**Dataset**
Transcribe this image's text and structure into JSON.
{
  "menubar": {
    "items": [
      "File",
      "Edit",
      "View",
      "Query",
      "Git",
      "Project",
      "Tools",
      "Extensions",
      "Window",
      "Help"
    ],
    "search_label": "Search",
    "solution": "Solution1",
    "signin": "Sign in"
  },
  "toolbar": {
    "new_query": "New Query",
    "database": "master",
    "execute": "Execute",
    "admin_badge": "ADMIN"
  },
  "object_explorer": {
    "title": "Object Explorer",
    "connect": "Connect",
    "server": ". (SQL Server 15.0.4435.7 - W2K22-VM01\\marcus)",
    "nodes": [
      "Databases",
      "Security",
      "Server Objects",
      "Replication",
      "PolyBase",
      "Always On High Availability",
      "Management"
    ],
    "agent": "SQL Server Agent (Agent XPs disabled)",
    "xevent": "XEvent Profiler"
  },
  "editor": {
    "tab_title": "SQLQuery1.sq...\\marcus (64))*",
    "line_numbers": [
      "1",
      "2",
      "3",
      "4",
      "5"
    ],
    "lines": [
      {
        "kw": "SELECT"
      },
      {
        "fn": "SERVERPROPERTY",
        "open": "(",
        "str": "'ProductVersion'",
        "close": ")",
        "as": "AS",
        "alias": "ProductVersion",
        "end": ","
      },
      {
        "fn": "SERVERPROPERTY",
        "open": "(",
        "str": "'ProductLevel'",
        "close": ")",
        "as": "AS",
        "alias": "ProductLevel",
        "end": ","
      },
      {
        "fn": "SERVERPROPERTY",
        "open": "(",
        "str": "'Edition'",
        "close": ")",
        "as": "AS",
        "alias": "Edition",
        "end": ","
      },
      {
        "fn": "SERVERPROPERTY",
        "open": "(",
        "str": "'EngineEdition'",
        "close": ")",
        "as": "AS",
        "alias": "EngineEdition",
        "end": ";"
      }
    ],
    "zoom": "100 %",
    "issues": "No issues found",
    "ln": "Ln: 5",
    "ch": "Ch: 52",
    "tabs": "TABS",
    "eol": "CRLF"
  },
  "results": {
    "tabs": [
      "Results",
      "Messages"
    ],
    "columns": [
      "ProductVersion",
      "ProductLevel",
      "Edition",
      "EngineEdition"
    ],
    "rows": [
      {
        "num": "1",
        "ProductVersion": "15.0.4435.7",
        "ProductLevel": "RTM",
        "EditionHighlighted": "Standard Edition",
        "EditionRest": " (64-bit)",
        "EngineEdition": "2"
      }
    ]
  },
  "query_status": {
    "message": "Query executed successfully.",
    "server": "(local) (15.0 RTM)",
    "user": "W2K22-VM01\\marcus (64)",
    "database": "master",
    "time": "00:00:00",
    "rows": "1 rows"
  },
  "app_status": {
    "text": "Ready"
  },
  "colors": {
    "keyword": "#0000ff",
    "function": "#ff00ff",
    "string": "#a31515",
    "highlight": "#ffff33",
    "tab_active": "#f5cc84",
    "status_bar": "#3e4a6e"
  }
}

**Problem description**
Return all lines of the material above in which the word "EngineEdition" occurs.

**Finished task**
        "str": "'EngineEdition'",
        "alias": "EngineEdition",
      "EngineEdition"
        "EngineEdition": "2"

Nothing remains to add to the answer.